Extrait du texte:
CHISINAU, Moldavie – Les Moldaves ont voté lors d’élections locales nationales dimanche, alors que les autorités affirment que la Russie a mené une « guerre hybride » pour saper le vote dans ce pays candidat à l’Union européenne.
Alors que les élections locales en Moldavie, un pays d’environ 2,5 millions d’habitants situé entre la Roumanie et l’Ukraine, n’attirent généralement pas beaucoup l’attention internationale, les accusations actuelles d’ingérence russe ajoutent une dimension géopolitique au vote.
Le scrutin de dimanche permettra d’élire près de 900 maires et 11 000 conseillers locaux pour un mandat de quatre ans, y compris des postes clés tels que celui de maire de la capitale, Chisinau. Le scrutin a été surveillé par environ 1 500 observateurs nationaux et internationaux. Après la fermeture des bureaux de vote à 21 heures (19 heures GMT ; 14 heures EST), le taux de participation s’élevait à 41 % au niveau national, selon la Commission électorale centrale. Ce chiffre est presque identique à celui des précédentes élections locales de 2019.

Données de placement des éléments:
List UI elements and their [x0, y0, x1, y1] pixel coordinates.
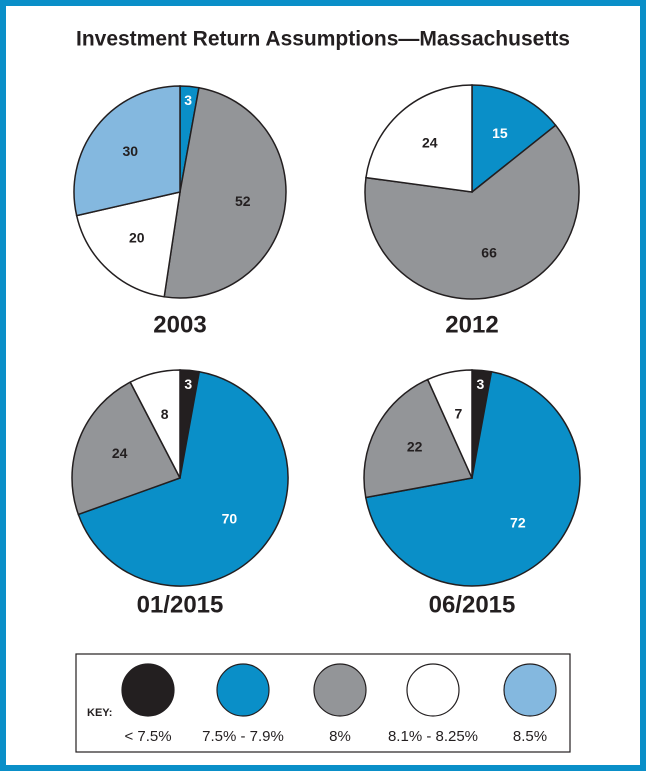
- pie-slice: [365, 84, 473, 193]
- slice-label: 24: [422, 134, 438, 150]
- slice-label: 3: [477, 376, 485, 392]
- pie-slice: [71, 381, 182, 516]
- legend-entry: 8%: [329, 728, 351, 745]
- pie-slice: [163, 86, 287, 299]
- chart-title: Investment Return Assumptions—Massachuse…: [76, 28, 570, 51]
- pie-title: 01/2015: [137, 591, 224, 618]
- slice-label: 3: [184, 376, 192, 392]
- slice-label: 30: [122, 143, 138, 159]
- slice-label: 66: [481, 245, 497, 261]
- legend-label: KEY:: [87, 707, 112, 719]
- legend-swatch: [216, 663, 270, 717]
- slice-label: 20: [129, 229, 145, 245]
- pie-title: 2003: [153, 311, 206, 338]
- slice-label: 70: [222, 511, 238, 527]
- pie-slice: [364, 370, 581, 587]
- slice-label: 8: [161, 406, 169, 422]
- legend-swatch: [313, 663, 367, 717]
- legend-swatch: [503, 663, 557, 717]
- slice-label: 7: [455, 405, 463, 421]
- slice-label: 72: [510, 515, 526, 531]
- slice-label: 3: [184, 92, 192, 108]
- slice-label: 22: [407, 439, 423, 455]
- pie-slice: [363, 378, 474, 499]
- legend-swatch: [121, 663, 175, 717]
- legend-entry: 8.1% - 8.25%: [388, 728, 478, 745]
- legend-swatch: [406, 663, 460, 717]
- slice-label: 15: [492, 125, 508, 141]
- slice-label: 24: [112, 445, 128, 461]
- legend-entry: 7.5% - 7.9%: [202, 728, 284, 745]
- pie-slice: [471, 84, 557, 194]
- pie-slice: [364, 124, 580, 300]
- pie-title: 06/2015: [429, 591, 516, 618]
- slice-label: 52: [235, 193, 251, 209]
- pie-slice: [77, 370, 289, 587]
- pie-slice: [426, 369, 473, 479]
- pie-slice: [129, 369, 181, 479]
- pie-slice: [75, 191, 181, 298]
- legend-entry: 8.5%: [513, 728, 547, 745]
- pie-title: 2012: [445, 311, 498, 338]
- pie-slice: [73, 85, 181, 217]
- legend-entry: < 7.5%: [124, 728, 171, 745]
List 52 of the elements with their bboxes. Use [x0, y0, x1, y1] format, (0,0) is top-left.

--

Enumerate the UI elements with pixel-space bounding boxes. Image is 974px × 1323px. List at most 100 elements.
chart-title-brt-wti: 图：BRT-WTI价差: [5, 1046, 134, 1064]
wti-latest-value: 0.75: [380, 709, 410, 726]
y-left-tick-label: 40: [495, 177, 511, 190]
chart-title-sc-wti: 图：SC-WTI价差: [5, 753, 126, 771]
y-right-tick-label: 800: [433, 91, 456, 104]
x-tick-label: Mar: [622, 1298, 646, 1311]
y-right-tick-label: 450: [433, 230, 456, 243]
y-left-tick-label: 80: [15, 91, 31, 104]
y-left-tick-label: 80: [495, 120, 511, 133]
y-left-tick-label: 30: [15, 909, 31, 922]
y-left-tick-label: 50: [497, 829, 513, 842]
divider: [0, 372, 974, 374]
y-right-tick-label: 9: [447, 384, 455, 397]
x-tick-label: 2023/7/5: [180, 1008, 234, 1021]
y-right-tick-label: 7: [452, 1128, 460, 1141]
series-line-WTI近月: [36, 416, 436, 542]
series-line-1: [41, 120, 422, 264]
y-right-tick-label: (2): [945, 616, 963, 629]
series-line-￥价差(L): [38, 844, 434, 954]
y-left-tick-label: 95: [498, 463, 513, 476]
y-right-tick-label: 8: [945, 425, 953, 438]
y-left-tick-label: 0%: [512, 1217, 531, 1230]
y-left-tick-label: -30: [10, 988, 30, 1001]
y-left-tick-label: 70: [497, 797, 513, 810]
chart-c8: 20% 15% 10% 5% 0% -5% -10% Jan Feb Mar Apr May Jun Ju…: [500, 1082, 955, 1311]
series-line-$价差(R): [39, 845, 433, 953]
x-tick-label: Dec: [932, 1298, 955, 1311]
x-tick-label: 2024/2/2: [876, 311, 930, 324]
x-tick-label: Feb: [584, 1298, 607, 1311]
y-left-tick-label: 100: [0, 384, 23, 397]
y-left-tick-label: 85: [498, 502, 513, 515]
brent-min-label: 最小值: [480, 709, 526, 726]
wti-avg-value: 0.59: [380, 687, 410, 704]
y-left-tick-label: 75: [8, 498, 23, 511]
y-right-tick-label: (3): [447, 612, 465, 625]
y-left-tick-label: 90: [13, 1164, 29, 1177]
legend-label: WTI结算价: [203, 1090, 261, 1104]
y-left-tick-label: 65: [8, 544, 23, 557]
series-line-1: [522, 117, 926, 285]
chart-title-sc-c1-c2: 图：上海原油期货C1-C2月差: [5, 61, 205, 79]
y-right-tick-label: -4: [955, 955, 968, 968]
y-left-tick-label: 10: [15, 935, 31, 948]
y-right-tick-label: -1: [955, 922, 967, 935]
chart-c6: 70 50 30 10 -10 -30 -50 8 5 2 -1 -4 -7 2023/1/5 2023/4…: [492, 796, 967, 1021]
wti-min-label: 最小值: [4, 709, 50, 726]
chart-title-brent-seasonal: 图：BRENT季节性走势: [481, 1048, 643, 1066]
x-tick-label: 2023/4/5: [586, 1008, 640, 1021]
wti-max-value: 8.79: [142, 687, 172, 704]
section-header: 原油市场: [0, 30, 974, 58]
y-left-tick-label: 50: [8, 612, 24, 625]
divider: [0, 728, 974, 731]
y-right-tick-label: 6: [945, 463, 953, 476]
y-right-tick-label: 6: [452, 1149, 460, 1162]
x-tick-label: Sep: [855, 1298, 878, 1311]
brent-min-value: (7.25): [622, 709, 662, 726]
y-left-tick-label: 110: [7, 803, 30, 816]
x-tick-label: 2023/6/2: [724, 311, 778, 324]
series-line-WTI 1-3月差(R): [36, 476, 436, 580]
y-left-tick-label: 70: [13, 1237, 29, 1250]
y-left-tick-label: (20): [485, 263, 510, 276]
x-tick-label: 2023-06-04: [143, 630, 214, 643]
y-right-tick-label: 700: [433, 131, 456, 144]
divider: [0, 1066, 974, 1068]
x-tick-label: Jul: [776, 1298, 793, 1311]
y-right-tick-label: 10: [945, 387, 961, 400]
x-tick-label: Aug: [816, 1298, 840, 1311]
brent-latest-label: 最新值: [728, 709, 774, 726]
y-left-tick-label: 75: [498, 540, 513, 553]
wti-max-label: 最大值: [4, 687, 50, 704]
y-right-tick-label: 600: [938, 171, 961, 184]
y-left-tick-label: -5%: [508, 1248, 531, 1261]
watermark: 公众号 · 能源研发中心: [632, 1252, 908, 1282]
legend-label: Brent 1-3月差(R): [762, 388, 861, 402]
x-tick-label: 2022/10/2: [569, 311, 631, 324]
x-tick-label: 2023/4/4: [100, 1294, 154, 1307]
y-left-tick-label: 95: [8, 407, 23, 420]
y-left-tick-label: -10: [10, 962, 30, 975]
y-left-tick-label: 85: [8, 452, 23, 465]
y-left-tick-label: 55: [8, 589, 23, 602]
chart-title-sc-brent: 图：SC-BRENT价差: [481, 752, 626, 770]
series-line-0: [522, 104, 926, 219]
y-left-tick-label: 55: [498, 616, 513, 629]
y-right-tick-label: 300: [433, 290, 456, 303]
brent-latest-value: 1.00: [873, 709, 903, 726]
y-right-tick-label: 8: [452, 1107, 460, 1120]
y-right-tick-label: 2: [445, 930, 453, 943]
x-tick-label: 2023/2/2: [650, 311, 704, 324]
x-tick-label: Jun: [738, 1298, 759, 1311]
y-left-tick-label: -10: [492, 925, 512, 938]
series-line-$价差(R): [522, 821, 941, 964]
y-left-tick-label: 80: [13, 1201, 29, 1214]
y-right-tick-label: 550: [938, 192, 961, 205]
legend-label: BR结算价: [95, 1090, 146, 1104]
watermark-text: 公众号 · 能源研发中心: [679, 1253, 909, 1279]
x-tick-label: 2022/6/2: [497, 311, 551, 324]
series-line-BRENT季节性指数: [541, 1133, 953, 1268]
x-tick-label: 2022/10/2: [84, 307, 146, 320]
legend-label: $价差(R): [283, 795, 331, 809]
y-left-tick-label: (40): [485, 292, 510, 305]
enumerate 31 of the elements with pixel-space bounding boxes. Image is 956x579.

Consigne A: Dans les enregistrements, remplace « pie-slice » par « pie-wedge » sur la portion qui s'ouvre avec la ligne contenant « - pie-slice: [365, 84, 473, 193] » et se ferme avec celle contenant « - chart-title: Investment ». Redonne uniquement ces lignes, sans aucun autre changement.
Consigne B: Prolonge l'article sur les élections locales en Moldavie à partir de sa dernière phrase.

Résultat obtenu A:
- pie-wedge: [365, 84, 473, 193]
- slice-label: 24: [422, 134, 438, 150]
- slice-label: 3: [477, 376, 485, 392]
- pie-wedge: [71, 381, 182, 516]
- legend-entry: 8%: [329, 728, 351, 745]
- pie-wedge: [163, 86, 287, 299]
- chart-title: Investment Return Assumptions—Massachuse…: [76, 28, 570, 51]

Résultat obtenu B:
Deux jours avant l’élection, le Premier ministre moldave Dorin Recean a annoncé l’interdiction des candidats du parti pro-russe Chance. Vendredi, l’agence nationale de renseignement de Moldavie a publié un rapport alléguant que la Russie tentait d' »influencer le processus électoral » par l’intermédiaire du parti. Environ 600 candidats seront concernés.

« Nous protégeons la République de Moldavie d’un réseau bien organisé de criminels. C’est un groupe criminel organisé qui est écarté des élections, pas un parti politique », a déclaré M. Recean vendredi lors d’un point de presse.
Le Service de renseignement et de sécurité (SIS) a allégué dans son rapport de 32 pages que le Parti de la chance avait reçu environ 50 millions d’euros (53 millions de dollars) d’argent russe, acheminé par l’oligarque moldave en exil Ilan Shor et utilisé pour déstabiliser le pays et « acheter » des électeurs lors de l’élection de dimanche.
Shor, qui réside en Israël et qui a été condamné par contumace en avril à 15 ans de prison pour fraude, a réagi à l’interdiction du parti dans un message sur Facebook, la qualifiant de « prise de pouvoir sans précédent, illégale et de raid » et fournissant une liste de candidats alternatifs.
S’exprimant sur l’interdiction du parti dimanche à Chisinau, la présidente moldave Maia Sandu a déclaré aux journalistes que « les élections sont une question de démocratie et de respect de la loi. Ceux qui ne respectent pas la loi, qui corrompent les électeurs, qui utilisent de l’argent illégal, ne respectent pas les normes démocratiques ».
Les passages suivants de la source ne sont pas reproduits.